→ TASK DESCRIPTION
Please output the lines shown below exactly as they appear.

— start of RECORD EXCERPTS —

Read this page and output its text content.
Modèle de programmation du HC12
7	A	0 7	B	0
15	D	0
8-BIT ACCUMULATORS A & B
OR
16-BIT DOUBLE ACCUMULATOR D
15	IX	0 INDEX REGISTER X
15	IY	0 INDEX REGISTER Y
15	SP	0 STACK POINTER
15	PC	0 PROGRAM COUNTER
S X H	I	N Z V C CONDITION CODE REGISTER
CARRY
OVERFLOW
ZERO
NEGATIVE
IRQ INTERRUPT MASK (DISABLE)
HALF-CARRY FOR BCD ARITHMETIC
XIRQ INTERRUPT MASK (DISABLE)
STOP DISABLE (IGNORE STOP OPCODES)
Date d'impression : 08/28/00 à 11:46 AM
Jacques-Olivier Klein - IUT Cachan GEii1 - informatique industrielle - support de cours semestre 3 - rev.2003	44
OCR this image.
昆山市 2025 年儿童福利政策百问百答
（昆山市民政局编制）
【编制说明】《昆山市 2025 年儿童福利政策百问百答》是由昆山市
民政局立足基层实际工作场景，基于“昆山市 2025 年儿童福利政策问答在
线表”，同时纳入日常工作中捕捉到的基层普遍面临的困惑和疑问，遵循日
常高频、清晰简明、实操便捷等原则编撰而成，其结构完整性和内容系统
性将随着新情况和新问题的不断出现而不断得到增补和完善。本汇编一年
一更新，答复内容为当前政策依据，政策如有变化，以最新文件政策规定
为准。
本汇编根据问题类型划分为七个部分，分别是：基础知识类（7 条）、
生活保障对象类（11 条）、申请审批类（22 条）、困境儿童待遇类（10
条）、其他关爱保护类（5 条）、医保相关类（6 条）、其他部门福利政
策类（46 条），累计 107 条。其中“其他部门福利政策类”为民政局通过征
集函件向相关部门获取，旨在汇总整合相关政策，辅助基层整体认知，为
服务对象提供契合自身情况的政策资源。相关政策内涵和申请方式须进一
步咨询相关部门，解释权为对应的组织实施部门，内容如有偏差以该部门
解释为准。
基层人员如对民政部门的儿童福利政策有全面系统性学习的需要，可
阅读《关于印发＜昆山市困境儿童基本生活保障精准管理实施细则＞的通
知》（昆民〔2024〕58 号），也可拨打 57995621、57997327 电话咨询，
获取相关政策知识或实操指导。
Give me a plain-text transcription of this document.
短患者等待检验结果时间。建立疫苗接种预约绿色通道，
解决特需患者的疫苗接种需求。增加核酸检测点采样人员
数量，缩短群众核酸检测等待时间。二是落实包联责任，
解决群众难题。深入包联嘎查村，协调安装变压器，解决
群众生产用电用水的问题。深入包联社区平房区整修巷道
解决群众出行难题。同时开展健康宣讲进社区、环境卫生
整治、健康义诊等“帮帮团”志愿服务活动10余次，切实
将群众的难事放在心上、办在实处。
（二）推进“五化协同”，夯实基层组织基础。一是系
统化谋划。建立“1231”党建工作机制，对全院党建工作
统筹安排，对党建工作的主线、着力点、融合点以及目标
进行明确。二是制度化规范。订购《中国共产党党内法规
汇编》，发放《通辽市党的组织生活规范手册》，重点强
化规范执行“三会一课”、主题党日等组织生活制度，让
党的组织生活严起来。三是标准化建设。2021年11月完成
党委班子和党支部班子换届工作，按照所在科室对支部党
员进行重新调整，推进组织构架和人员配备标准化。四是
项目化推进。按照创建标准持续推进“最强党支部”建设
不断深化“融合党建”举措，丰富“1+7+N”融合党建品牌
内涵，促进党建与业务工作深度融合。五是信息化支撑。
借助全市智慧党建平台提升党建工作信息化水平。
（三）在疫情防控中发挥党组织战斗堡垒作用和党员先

— end of RECORD EXCERPTS —

→ SOLUTION FOR THIS PROBLEM
Read this page and output its text content.
Modèle de programmation du HC12
7	A	0 7	B	0
15	D	0
8-BIT ACCUMULATORS A & B
OR
16-BIT DOUBLE ACCUMULATOR D
15	IX	0 INDEX REGISTER X
15	IY	0 INDEX REGISTER Y
15	SP	0 STACK POINTER
15	PC	0 PROGRAM COUNTER
S X H	I	N Z V C CONDITION CODE REGISTER
CARRY
OVERFLOW
ZERO
NEGATIVE
IRQ INTERRUPT MASK (DISABLE)
HALF-CARRY FOR BCD ARITHMETIC
XIRQ INTERRUPT MASK (DISABLE)
STOP DISABLE (IGNORE STOP OPCODES)
Date d'impression : 08/28/00 à 11:46 AM
Jacques-Olivier Klein - IUT Cachan GEii1 - informatique industrielle - support de cours semestre 3 - rev.2003	44
OCR this image.
昆山市 2025 年儿童福利政策百问百答
（昆山市民政局编制）
【编制说明】《昆山市 2025 年儿童福利政策百问百答》是由昆山市
民政局立足基层实际工作场景，基于“昆山市 2025 年儿童福利政策问答在
线表”，同时纳入日常工作中捕捉到的基层普遍面临的困惑和疑问，遵循日
常高频、清晰简明、实操便捷等原则编撰而成，其结构完整性和内容系统
性将随着新情况和新问题的不断出现而不断得到增补和完善。本汇编一年
一更新，答复内容为当前政策依据，政策如有变化，以最新文件政策规定
为准。
本汇编根据问题类型划分为七个部分，分别是：基础知识类（7 条）、
生活保障对象类（11 条）、申请审批类（22 条）、困境儿童待遇类（10
条）、其他关爱保护类（5 条）、医保相关类（6 条）、其他部门福利政
策类（46 条），累计 107 条。其中“其他部门福利政策类”为民政局通过征
集函件向相关部门获取，旨在汇总整合相关政策，辅助基层整体认知，为
服务对象提供契合自身情况的政策资源。相关政策内涵和申请方式须进一
步咨询相关部门，解释权为对应的组织实施部门，内容如有偏差以该部门
解释为准。
基层人员如对民政部门的儿童福利政策有全面系统性学习的需要，可
阅读《关于印发＜昆山市困境儿童基本生活保障精准管理实施细则＞的通
知》（昆民〔2024〕58 号），也可拨打 57995621、57997327 电话咨询，
获取相关政策知识或实操指导。
Give me a plain-text transcription of this document.
短患者等待检验结果时间。建立疫苗接种预约绿色通道，
解决特需患者的疫苗接种需求。增加核酸检测点采样人员
数量，缩短群众核酸检测等待时间。二是落实包联责任，
解决群众难题。深入包联嘎查村，协调安装变压器，解决
群众生产用电用水的问题。深入包联社区平房区整修巷道
解决群众出行难题。同时开展健康宣讲进社区、环境卫生
整治、健康义诊等“帮帮团”志愿服务活动10余次，切实
将群众的难事放在心上、办在实处。
（二）推进“五化协同”，夯实基层组织基础。一是系
统化谋划。建立“1231”党建工作机制，对全院党建工作
统筹安排，对党建工作的主线、着力点、融合点以及目标
进行明确。二是制度化规范。订购《中国共产党党内法规
汇编》，发放《通辽市党的组织生活规范手册》，重点强
化规范执行“三会一课”、主题党日等组织生活制度，让
党的组织生活严起来。三是标准化建设。2021年11月完成
党委班子和党支部班子换届工作，按照所在科室对支部党
员进行重新调整，推进组织构架和人员配备标准化。四是
项目化推进。按照创建标准持续推进“最强党支部”建设
不断深化“融合党建”举措，丰富“1+7+N”融合党建品牌
内涵，促进党建与业务工作深度融合。五是信息化支撑。
借助全市智慧党建平台提升党建工作信息化水平。
（三）在疫情防控中发挥党组织战斗堡垒作用和党员先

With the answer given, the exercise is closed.